#### Records ####

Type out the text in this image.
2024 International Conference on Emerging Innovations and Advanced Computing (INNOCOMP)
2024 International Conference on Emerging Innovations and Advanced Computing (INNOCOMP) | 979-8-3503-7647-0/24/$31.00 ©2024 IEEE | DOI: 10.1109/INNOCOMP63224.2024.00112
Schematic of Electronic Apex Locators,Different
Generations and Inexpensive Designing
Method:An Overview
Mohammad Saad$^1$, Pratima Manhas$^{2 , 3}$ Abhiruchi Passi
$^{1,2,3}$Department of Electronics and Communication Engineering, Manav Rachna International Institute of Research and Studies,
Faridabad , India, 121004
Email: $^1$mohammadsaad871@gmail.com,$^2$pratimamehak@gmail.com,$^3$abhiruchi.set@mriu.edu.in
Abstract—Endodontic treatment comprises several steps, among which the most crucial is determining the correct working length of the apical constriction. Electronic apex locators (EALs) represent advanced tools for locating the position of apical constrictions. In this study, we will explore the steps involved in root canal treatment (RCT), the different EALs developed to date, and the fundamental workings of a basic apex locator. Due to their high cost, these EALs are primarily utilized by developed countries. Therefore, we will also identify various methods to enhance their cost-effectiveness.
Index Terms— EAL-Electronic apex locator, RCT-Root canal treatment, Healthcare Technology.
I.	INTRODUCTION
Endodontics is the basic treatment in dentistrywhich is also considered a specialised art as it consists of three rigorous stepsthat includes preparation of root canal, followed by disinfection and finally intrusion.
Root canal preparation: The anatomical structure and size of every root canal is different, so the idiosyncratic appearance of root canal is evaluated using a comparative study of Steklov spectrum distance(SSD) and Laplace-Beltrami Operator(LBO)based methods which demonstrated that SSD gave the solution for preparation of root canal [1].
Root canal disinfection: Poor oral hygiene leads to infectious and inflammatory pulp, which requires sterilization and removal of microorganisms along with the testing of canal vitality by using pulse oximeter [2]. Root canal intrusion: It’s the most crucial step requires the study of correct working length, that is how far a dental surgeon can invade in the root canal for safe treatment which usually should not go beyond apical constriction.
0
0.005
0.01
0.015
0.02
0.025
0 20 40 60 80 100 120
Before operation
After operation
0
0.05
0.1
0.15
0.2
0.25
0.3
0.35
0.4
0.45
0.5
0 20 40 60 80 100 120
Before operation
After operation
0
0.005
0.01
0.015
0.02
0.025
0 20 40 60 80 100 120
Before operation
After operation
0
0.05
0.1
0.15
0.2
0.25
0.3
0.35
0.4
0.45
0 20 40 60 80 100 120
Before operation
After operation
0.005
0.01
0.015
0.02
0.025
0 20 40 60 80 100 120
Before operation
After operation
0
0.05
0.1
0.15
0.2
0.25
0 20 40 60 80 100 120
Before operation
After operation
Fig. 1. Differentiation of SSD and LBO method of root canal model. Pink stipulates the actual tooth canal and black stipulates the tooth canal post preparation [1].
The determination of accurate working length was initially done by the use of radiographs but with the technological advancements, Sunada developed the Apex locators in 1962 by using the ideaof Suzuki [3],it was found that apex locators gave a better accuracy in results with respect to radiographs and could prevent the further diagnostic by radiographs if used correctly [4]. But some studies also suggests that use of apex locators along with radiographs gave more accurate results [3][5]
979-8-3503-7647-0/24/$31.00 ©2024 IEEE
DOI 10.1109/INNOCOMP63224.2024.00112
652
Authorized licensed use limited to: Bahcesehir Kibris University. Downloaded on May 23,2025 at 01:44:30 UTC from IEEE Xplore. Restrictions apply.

####

- Aim -
Read the entries above, then pull out the lines that include "this".

- The result -
Type out the text in this image.
Abstract—Endodontic treatment comprises several steps, among which the most crucial is determining the correct working length of the apical constriction. Electronic apex locators (EALs) represent advanced tools for locating the position of apical constrictions. In this study, we will explore the steps involved in root canal treatment (RCT), the different EALs developed to date, and the fundamental workings of a basic apex locator. Due to their high cost, these EALs are primarily utilized by developed countries. Therefore, we will also identify various methods to enhance their cost-effectiveness.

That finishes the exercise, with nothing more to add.